• _DATA SECTION_
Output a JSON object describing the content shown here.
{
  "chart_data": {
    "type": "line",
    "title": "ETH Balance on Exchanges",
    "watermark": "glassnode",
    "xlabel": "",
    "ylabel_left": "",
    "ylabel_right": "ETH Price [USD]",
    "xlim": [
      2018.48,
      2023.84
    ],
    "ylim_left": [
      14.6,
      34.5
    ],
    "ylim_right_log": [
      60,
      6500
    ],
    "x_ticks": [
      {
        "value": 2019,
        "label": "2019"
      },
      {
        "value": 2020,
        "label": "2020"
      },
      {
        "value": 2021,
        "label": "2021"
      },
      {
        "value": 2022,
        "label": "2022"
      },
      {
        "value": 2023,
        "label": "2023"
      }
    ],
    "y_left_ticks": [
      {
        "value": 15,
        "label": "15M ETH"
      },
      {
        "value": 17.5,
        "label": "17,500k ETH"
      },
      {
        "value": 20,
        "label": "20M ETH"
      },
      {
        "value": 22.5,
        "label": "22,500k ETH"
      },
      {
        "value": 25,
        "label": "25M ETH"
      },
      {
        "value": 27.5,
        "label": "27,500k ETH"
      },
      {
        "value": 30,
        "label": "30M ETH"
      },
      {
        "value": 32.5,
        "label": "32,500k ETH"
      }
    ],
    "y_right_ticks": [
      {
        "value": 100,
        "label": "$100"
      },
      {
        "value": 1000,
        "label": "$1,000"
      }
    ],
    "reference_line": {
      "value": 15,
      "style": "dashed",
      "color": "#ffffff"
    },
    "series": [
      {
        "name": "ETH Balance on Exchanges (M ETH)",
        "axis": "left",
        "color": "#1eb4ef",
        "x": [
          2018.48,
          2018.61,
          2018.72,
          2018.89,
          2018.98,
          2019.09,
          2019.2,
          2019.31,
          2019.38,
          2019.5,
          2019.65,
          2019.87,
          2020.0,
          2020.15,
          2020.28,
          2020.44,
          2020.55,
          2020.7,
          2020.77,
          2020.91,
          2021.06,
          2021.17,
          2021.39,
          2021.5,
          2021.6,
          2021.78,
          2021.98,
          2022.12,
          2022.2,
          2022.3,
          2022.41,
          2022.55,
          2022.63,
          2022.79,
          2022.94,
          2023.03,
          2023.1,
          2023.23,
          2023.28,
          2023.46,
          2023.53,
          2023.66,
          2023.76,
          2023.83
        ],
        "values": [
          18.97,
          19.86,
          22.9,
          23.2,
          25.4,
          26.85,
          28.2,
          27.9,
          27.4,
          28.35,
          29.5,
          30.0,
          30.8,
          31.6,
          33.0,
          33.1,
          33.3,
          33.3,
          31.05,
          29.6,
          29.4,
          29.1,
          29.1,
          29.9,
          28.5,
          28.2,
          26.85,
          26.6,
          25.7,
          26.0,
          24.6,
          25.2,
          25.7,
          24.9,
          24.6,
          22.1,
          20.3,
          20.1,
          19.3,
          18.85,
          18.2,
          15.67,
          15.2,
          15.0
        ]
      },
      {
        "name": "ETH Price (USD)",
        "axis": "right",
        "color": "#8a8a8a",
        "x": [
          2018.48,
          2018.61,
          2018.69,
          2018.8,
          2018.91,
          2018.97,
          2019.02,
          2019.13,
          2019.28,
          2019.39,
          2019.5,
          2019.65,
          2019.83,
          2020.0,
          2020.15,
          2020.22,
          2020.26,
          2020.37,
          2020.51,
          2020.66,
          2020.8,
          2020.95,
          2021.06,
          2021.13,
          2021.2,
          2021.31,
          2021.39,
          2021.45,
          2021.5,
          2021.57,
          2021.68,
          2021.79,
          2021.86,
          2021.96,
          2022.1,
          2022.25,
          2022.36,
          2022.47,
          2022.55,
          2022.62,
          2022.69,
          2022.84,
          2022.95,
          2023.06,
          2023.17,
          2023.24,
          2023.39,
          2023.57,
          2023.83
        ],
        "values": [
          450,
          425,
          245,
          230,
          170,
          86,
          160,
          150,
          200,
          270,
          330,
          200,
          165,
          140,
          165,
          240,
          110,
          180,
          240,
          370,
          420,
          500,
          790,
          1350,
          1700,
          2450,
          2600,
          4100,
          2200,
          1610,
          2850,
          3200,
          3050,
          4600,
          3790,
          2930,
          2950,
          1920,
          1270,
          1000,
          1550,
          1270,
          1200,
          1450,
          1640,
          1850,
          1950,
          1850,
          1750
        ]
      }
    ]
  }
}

• _WHAT IS NEEDED_
Where a line holds the string "color", copy that line.

• _SOLUTION TO THE EXERCISE_
      "color": "#ffffff"
        "color": "#1eb4ef",
        "color": "#8a8a8a",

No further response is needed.